Dataset excerpts:
————
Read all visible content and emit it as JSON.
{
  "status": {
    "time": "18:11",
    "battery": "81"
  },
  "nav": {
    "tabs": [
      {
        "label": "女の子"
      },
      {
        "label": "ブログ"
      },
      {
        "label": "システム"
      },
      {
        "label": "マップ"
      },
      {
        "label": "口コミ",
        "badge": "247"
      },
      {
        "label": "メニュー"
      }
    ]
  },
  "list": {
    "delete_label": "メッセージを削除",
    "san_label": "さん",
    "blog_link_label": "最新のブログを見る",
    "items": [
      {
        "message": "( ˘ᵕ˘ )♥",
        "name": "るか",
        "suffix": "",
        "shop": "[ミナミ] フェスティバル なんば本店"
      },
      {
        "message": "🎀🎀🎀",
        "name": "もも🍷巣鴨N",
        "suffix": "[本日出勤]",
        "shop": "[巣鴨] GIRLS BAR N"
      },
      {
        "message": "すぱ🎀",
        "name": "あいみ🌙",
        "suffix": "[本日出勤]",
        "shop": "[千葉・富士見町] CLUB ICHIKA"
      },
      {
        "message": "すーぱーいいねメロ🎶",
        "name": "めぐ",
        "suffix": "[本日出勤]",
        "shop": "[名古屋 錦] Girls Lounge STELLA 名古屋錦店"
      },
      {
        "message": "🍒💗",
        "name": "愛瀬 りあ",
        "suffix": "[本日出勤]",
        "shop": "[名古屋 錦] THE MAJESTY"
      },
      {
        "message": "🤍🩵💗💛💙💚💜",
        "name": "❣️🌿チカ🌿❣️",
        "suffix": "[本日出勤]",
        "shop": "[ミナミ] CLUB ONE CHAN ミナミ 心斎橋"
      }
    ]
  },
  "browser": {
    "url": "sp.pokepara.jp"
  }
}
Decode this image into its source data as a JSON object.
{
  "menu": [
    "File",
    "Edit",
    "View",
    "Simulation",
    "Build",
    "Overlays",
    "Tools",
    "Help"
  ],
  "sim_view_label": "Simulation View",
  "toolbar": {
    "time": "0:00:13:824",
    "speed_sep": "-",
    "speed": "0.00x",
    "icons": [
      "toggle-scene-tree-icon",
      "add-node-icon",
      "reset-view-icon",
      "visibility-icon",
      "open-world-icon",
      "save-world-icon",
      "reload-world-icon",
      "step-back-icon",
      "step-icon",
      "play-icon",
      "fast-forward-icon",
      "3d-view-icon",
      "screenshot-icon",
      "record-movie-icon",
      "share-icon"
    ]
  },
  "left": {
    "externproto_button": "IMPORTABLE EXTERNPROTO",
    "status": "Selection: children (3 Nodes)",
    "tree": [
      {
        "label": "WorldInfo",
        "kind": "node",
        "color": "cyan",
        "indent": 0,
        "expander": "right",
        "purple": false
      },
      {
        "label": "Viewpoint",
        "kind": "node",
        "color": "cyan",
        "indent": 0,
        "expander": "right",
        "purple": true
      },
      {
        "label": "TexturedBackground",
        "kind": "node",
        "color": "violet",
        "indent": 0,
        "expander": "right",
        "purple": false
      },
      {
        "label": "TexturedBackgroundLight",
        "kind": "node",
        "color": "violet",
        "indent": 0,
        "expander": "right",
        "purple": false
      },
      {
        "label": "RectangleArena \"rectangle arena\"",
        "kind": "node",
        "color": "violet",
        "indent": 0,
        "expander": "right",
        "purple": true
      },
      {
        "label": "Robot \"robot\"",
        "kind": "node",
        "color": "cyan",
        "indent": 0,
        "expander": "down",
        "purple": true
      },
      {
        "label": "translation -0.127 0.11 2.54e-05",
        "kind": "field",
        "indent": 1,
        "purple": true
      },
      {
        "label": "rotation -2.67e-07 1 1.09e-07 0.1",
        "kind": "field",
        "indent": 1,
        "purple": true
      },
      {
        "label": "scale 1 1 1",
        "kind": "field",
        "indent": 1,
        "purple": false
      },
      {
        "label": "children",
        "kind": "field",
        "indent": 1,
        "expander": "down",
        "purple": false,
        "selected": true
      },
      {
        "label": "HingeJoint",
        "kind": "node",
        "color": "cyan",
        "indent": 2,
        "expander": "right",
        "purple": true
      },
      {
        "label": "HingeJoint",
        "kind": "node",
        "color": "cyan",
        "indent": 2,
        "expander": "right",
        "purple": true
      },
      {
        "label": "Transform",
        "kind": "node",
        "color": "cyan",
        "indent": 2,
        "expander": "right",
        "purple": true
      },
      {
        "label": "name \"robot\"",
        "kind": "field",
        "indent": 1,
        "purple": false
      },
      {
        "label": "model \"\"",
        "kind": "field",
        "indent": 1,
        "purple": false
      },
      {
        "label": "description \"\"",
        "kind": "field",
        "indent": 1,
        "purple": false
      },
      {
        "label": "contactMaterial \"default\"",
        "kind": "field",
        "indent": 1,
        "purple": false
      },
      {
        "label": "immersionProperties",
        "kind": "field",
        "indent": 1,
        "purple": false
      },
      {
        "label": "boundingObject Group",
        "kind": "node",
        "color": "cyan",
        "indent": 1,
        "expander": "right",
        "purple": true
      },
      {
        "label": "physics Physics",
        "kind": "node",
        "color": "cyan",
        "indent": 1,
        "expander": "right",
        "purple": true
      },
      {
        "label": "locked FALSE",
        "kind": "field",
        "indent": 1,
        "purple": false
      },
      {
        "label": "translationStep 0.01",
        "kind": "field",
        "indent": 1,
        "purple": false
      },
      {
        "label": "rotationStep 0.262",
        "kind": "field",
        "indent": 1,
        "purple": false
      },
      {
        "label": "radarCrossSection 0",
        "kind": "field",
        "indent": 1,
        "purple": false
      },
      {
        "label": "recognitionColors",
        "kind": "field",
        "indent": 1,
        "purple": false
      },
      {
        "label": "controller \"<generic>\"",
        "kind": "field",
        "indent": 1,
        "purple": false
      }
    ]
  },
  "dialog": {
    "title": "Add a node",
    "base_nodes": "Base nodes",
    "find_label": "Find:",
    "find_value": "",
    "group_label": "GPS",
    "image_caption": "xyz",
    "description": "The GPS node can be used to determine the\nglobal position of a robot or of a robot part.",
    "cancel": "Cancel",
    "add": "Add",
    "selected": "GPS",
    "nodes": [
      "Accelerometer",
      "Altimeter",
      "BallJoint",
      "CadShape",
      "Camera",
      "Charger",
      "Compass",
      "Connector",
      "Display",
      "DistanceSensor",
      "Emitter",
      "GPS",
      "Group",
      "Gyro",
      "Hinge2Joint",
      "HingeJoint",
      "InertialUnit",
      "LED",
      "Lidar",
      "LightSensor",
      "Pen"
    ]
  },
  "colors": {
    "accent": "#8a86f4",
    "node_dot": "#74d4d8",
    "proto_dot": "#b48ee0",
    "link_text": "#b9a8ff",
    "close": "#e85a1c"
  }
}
————
Exercise prompt: Reproduce every line of the data verbatim.

Response to the exercise:
Read all visible content and emit it as JSON.
{
  "status": {
    "time": "18:11",
    "battery": "81"
  },
  "nav": {
    "tabs": [
      {
        "label": "女の子"
      },
      {
        "label": "ブログ"
      },
      {
        "label": "システム"
      },
      {
        "label": "マップ"
      },
      {
        "label": "口コミ",
        "badge": "247"
      },
      {
        "label": "メニュー"
      }
    ]
  },
  "list": {
    "delete_label": "メッセージを削除",
    "san_label": "さん",
    "blog_link_label": "最新のブログを見る",
    "items": [
      {
        "message": "( ˘ᵕ˘ )♥",
        "name": "るか",
        "suffix": "",
        "shop": "[ミナミ] フェスティバル なんば本店"
      },
      {
        "message": "🎀🎀🎀",
        "name": "もも🍷巣鴨N",
        "suffix": "[本日出勤]",
        "shop": "[巣鴨] GIRLS BAR N"
      },
      {
        "message": "すぱ🎀",
        "name": "あいみ🌙",
        "suffix": "[本日出勤]",
        "shop": "[千葉・富士見町] CLUB ICHIKA"
      },
      {
        "message": "すーぱーいいねメロ🎶",
        "name": "めぐ",
        "suffix": "[本日出勤]",
        "shop": "[名古屋 錦] Girls Lounge STELLA 名古屋錦店"
      },
      {
        "message": "🍒💗",
        "name": "愛瀬 りあ",
        "suffix": "[本日出勤]",
        "shop": "[名古屋 錦] THE MAJESTY"
      },
      {
        "message": "🤍🩵💗💛💙💚💜",
        "name": "❣️🌿チカ🌿❣️",
        "suffix": "[本日出勤]",
        "shop": "[ミナミ] CLUB ONE CHAN ミナミ 心斎橋"
      }
    ]
  },
  "browser": {
    "url": "sp.pokepara.jp"
  }
}
Decode this image into its source data as a JSON object.
{
  "menu": [
    "File",
    "Edit",
    "View",
    "Simulation",
    "Build",
    "Overlays",
    "Tools",
    "Help"
  ],
  "sim_view_label": "Simulation View",
  "toolbar": {
    "time": "0:00:13:824",
    "speed_sep": "-",
    "speed": "0.00x",
    "icons": [
      "toggle-scene-tree-icon",
      "add-node-icon",
      "reset-view-icon",
      "visibility-icon",
      "open-world-icon",
      "save-world-icon",
      "reload-world-icon",
      "step-back-icon",
      "step-icon",
      "play-icon",
      "fast-forward-icon",
      "3d-view-icon",
      "screenshot-icon",
      "record-movie-icon",
      "share-icon"
    ]
  },
  "left": {
    "externproto_button": "IMPORTABLE EXTERNPROTO",
    "status": "Selection: children (3 Nodes)",
    "tree": [
      {
        "label": "WorldInfo",
        "kind": "node",
        "color": "cyan",
        "indent": 0,
        "expander": "right",
        "purple": false
      },
      {
        "label": "Viewpoint",
        "kind": "node",
        "color": "cyan",
        "indent": 0,
        "expander": "right",
        "purple": true
      },
      {
        "label": "TexturedBackground",
        "kind": "node",
        "color": "violet",
        "indent": 0,
        "expander": "right",
        "purple": false
      },
      {
        "label": "TexturedBackgroundLight",
        "kind": "node",
        "color": "violet",
        "indent": 0,
        "expander": "right",
        "purple": false
      },
      {
        "label": "RectangleArena \"rectangle arena\"",
        "kind": "node",
        "color": "violet",
        "indent": 0,
        "expander": "right",
        "purple": true
      },
      {
        "label": "Robot \"robot\"",
        "kind": "node",
        "color": "cyan",
        "indent": 0,
        "expander": "down",
        "purple": true
      },
      {
        "label": "translation -0.127 0.11 2.54e-05",
        "kind": "field",
        "indent": 1,
        "purple": true
      },
      {
        "label": "rotation -2.67e-07 1 1.09e-07 0.1",
        "kind": "field",
        "indent": 1,
        "purple": true
      },
      {
        "label": "scale 1 1 1",
        "kind": "field",
        "indent": 1,
        "purple": false
      },
      {
        "label": "children",
        "kind": "field",
        "indent": 1,
        "expander": "down",
        "purple": false,
        "selected": true
      },
      {
        "label": "HingeJoint",
        "kind": "node",
        "color": "cyan",
        "indent": 2,
        "expander": "right",
        "purple": true
      },
      {
        "label": "HingeJoint",
        "kind": "node",
        "color": "cyan",
        "indent": 2,
        "expander": "right",
        "purple": true
      },
      {
        "label": "Transform",
        "kind": "node",
        "color": "cyan",
        "indent": 2,
        "expander": "right",
        "purple": true
      },
      {
        "label": "name \"robot\"",
        "kind": "field",
        "indent": 1,
        "purple": false
      },
      {
        "label": "model \"\"",
        "kind": "field",
        "indent": 1,
        "purple": false
      },
      {
        "label": "description \"\"",
        "kind": "field",
        "indent": 1,
        "purple": false
      },
      {
        "label": "contactMaterial \"default\"",
        "kind": "field",
        "indent": 1,
        "purple": false
      },
      {
        "label": "immersionProperties",
        "kind": "field",
        "indent": 1,
        "purple": false
      },
      {
        "label": "boundingObject Group",
        "kind": "node",
        "color": "cyan",
        "indent": 1,
        "expander": "right",
        "purple": true
      },
      {
        "label": "physics Physics",
        "kind": "node",
        "color": "cyan",
        "indent": 1,
        "expander": "right",
        "purple": true
      },
      {
        "label": "locked FALSE",
        "kind": "field",
        "indent": 1,
        "purple": false
      },
      {
        "label": "translationStep 0.01",
        "kind": "field",
        "indent": 1,
        "purple": false
      },
      {
        "label": "rotationStep 0.262",
        "kind": "field",
        "indent": 1,
        "purple": false
      },
      {
        "label": "radarCrossSection 0",
        "kind": "field",
        "indent": 1,
        "purple": false
      },
      {
        "label": "recognitionColors",
        "kind": "field",
        "indent": 1,
        "purple": false
      },
      {
        "label": "controller \"<generic>\"",
        "kind": "field",
        "indent": 1,
        "purple": false
      }
    ]
  },
  "dialog": {
    "title": "Add a node",
    "base_nodes": "Base nodes",
    "find_label": "Find:",
    "find_value": "",
    "group_label": "GPS",
    "image_caption": "xyz",
    "description": "The GPS node can be used to determine the\nglobal position of a robot or of a robot part.",
    "cancel": "Cancel",
    "add": "Add",
    "selected": "GPS",
    "nodes": [
      "Accelerometer",
      "Altimeter",
      "BallJoint",
      "CadShape",
      "Camera",
      "Charger",
      "Compass",
      "Connector",
      "Display",
      "DistanceSensor",
      "Emitter",
      "GPS",
      "Group",
      "Gyro",
      "Hinge2Joint",
      "HingeJoint",
      "InertialUnit",
      "LED",
      "Lidar",
      "LightSensor",
      "Pen"
    ]
  },
  "colors": {
    "accent": "#8a86f4",
    "node_dot": "#74d4d8",
    "proto_dot": "#b48ee0",
    "link_text": "#b9a8ff",
    "close": "#e85a1c"
  }
}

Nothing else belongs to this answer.